#### Data excerpts:

★ ★ ★ ★

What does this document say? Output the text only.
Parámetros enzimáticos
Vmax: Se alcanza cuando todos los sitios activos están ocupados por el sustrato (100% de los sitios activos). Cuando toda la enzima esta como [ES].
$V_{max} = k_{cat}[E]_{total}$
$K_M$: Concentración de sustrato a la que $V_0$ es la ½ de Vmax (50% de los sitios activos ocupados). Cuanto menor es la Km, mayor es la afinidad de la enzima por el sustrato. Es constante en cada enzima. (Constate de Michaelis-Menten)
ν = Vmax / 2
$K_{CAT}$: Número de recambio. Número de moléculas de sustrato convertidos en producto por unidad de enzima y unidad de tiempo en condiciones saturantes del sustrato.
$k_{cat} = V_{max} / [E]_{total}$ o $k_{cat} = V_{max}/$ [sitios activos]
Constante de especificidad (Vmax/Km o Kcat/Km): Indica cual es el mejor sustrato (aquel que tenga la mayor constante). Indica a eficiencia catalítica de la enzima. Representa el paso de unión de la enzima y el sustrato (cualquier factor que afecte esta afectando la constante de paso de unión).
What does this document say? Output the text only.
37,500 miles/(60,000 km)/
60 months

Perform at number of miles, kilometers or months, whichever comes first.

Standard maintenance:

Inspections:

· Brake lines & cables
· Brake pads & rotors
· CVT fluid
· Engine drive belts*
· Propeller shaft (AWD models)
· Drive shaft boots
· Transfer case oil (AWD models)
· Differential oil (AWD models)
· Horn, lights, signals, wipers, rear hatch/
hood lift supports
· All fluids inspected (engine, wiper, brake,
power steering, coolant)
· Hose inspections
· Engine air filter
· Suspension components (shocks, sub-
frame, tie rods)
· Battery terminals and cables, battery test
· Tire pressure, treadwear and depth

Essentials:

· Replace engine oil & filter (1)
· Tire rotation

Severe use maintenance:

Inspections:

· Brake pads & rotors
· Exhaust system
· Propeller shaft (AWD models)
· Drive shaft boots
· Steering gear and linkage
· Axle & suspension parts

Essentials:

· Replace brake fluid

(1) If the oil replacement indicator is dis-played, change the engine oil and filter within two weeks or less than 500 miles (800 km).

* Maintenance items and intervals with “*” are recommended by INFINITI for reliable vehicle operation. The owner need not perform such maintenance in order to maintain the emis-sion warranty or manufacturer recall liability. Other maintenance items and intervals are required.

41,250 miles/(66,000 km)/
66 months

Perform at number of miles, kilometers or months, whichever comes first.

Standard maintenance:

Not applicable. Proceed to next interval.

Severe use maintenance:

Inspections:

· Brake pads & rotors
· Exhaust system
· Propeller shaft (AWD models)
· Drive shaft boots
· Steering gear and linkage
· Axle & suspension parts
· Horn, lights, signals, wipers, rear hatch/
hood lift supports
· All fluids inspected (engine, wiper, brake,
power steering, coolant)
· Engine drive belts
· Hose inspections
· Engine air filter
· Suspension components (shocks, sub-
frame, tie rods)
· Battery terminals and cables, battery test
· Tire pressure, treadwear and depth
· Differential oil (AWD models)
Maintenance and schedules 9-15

★ ★ ★ ★

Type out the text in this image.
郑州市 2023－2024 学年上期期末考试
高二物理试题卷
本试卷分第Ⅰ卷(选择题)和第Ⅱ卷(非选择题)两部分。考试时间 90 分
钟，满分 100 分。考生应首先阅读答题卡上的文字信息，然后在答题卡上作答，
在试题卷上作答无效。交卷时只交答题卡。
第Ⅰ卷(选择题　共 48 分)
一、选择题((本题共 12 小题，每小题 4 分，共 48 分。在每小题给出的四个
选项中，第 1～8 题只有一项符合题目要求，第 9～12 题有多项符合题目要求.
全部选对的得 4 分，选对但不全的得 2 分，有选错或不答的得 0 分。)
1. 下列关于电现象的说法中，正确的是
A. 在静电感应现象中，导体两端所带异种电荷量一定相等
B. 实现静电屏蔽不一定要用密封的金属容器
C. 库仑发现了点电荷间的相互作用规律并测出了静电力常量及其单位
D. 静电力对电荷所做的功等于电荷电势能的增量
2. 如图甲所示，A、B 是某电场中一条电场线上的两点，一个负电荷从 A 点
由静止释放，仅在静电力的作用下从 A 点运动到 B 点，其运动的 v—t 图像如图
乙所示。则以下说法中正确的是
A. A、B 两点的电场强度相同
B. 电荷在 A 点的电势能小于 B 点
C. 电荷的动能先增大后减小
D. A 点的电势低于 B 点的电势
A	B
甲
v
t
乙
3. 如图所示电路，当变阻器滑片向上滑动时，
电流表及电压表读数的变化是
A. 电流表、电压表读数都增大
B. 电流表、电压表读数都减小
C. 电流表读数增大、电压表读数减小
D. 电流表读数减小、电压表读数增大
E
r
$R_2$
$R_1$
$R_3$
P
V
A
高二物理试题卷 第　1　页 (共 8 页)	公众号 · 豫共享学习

★ ★ ★ ★

#### TASK OBJECTIVE:
From the data above, pick out each line containing "sitios" and copy it.

#### RESULT:
Vmax: Se alcanza cuando todos los sitios activos están ocupados por el sustrato (100% de los sitios activos). Cuando toda la enzima esta como [ES].
$K_M$: Concentración de sustrato a la que $V_0$ es la ½ de Vmax (50% de los sitios activos ocupados). Cuanto menor es la Km, mayor es la afinidad de la enzima por el sustrato. Es constante en cada enzima. (Constate de Michaelis-Menten)
$k_{cat} = V_{max} / [E]_{total}$ o $k_{cat} = V_{max}/$ [sitios activos]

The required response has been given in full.